» Listed records:
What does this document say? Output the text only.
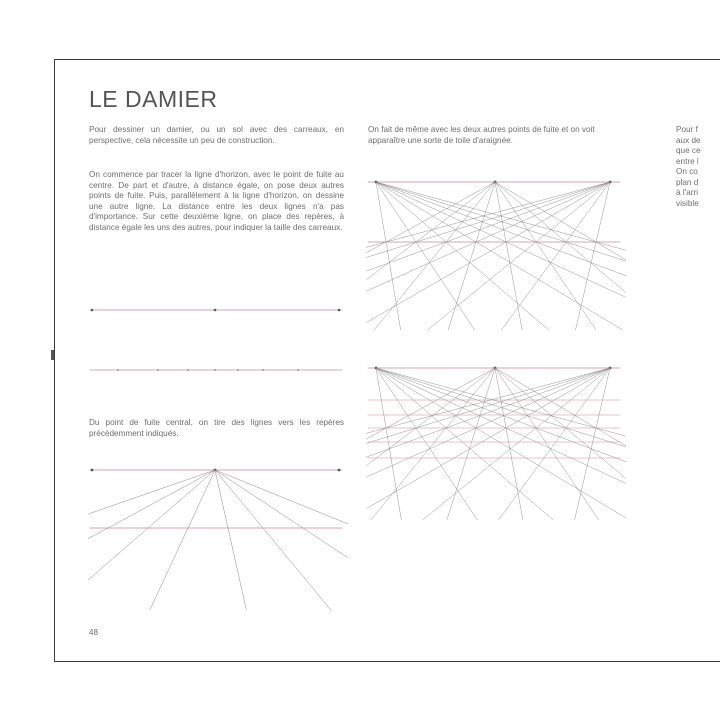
LE DAMIER

Pour dessiner un damier, ou un sol avec des carreaux, en perspective, cela nécessite un peu de construction.

On commence par tracer la ligne d'horizon, avec le point de fuite au centre. De part et d'autre, à distance égale, on pose deux autres points de fuite. Puis, parallèlement à la ligne d'horizon, on dessine une autre ligne. La distance entre les deux lignes n'a pas d'importance. Sur cette deuxième ligne, on place des repères, à distance égale les uns des autres, pour indiquer la taille des carreaux.

Du point de fuite central, on tire des lignes vers les repères précédemment indiqués.

On fait de même avec les deux autres points de fuite et on voit apparaître une sorte de toile d'araignée.

Pour f
aux de
que ce
entre l
On co
plan d
à l'arri
visible
48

» What the task asks: Without the pictures, extract every entry verbatim.

» Finished exercise:
What does this document say? Output the text only.
LE DAMIER

Pour dessiner un damier, ou un sol avec des carreaux, en perspective, cela nécessite un peu de construction.

On commence par tracer la ligne d'horizon, avec le point de fuite au centre. De part et d'autre, à distance égale, on pose deux autres points de fuite. Puis, parallèlement à la ligne d'horizon, on dessine une autre ligne. La distance entre les deux lignes n'a pas d'importance. Sur cette deuxième ligne, on place des repères, à distance égale les uns des autres, pour indiquer la taille des carreaux.

Du point de fuite central, on tire des lignes vers les repères précédemment indiqués.

On fait de même avec les deux autres points de fuite et on voit apparaître une sorte de toile d'araignée.

Pour f
aux de
que ce
entre l
On co
plan d
à l'arri
visible
48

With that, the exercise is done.